## [Directive]
Exclude the pictures and reproduce the remaining data exactly as written.

## [Extracted information]
━━━━━━━━━━━━━━━━━━━━

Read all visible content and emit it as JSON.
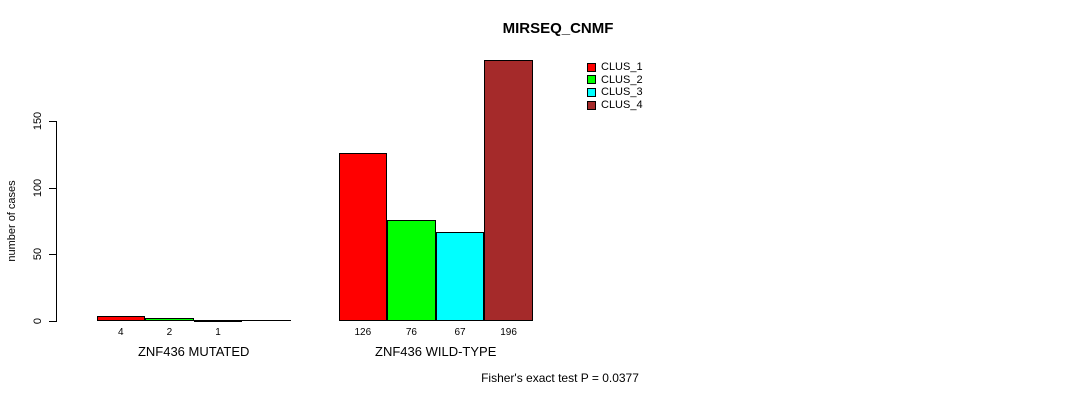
{
  "title": "MIRSEQ_CNMF",
  "footer": "Fisher's exact test P = 0.0377",
  "chart_data": {
    "type": "bar",
    "title": "MIRSEQ_CNMF",
    "xlabel": "",
    "ylabel": "number of cases",
    "yticks": [
      0,
      50,
      100,
      150
    ],
    "ylim": [
      0,
      200
    ],
    "grid": false,
    "legend_position": "top-right",
    "series": [
      {
        "name": "CLUS_1",
        "color": "#FF0000"
      },
      {
        "name": "CLUS_2",
        "color": "#00FF00"
      },
      {
        "name": "CLUS_3",
        "color": "#00FFFF"
      },
      {
        "name": "CLUS_4",
        "color": "#A52A2A"
      }
    ],
    "groups": [
      {
        "label": "ZNF436 MUTATED",
        "values": [
          4,
          2,
          1,
          0
        ]
      },
      {
        "label": "ZNF436 WILD-TYPE",
        "values": [
          126,
          76,
          67,
          196
        ]
      }
    ],
    "bar_value_labels": "shown under each bar, omitted when value is 0",
    "annotation": "Fisher's exact test P = 0.0377"
  }
}
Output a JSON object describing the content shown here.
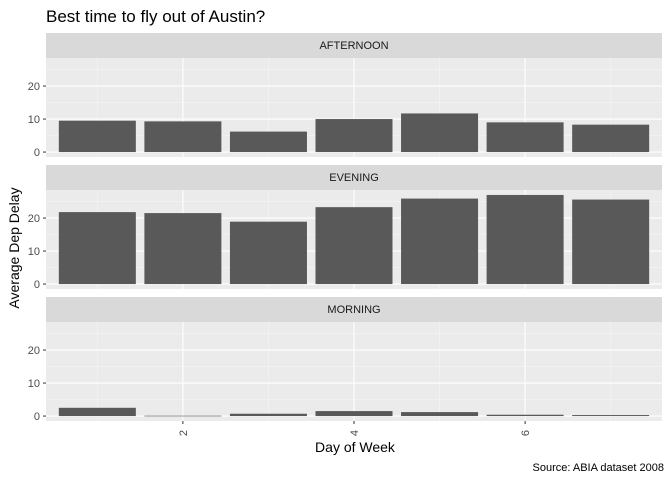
{
  "chart_data": {
    "type": "bar",
    "title": "Best time to fly out of Austin?",
    "caption": "Source: ABIA dataset 2008",
    "xlabel": "Day of Week",
    "ylabel": "Average Dep Delay",
    "x": [
      1,
      2,
      3,
      4,
      5,
      6,
      7
    ],
    "xticks": [
      "2",
      "4",
      "6"
    ],
    "yticks": [
      "0",
      "10",
      "20"
    ],
    "ylim": [
      -1.5,
      28.5
    ],
    "grid": true,
    "bar_color": "#595959",
    "panel_bg": "#ebebeb",
    "strip_bg": "#d9d9d9",
    "facets": [
      {
        "name": "AFTERNOON",
        "values": [
          9.5,
          9.3,
          6.2,
          10.0,
          11.7,
          9.0,
          8.3
        ]
      },
      {
        "name": "EVENING",
        "values": [
          21.8,
          21.5,
          18.9,
          23.3,
          25.9,
          27.0,
          25.6
        ]
      },
      {
        "name": "MORNING",
        "values": [
          2.5,
          0.1,
          0.7,
          1.5,
          1.2,
          0.4,
          0.3
        ]
      }
    ]
  }
}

━━━━━━━━━━━━━━━━━━━━

## [Reply]
Read all visible content and emit it as JSON.
{
  "title": "MIRSEQ_CNMF",
  "footer": "Fisher's exact test P = 0.0377",
  "chart_data": {
    "type": "bar",
    "title": "MIRSEQ_CNMF",
    "xlabel": "",
    "ylabel": "number of cases",
    "yticks": [
      0,
      50,
      100,
      150
    ],
    "ylim": [
      0,
      200
    ],
    "grid": false,
    "legend_position": "top-right",
    "series": [
      {
        "name": "CLUS_1",
        "color": "#FF0000"
      },
      {
        "name": "CLUS_2",
        "color": "#00FF00"
      },
      {
        "name": "CLUS_3",
        "color": "#00FFFF"
      },
      {
        "name": "CLUS_4",
        "color": "#A52A2A"
      }
    ],
    "groups": [
      {
        "label": "ZNF436 MUTATED",
        "values": [
          4,
          2,
          1,
          0
        ]
      },
      {
        "label": "ZNF436 WILD-TYPE",
        "values": [
          126,
          76,
          67,
          196
        ]
      }
    ],
    "bar_value_labels": "shown under each bar, omitted when value is 0",
    "annotation": "Fisher's exact test P = 0.0377"
  }
}
Output a JSON object describing the content shown here.
{
  "chart_data": {
    "type": "bar",
    "title": "Best time to fly out of Austin?",
    "caption": "Source: ABIA dataset 2008",
    "xlabel": "Day of Week",
    "ylabel": "Average Dep Delay",
    "x": [
      1,
      2,
      3,
      4,
      5,
      6,
      7
    ],
    "xticks": [
      "2",
      "4",
      "6"
    ],
    "yticks": [
      "0",
      "10",
      "20"
    ],
    "ylim": [
      -1.5,
      28.5
    ],
    "grid": true,
    "bar_color": "#595959",
    "panel_bg": "#ebebeb",
    "strip_bg": "#d9d9d9",
    "facets": [
      {
        "name": "AFTERNOON",
        "values": [
          9.5,
          9.3,
          6.2,
          10.0,
          11.7,
          9.0,
          8.3
        ]
      },
      {
        "name": "EVENING",
        "values": [
          21.8,
          21.5,
          18.9,
          23.3,
          25.9,
          27.0,
          25.6
        ]
      },
      {
        "name": "MORNING",
        "values": [
          2.5,
          0.1,
          0.7,
          1.5,
          1.2,
          0.4,
          0.3
        ]
      }
    ]
  }
}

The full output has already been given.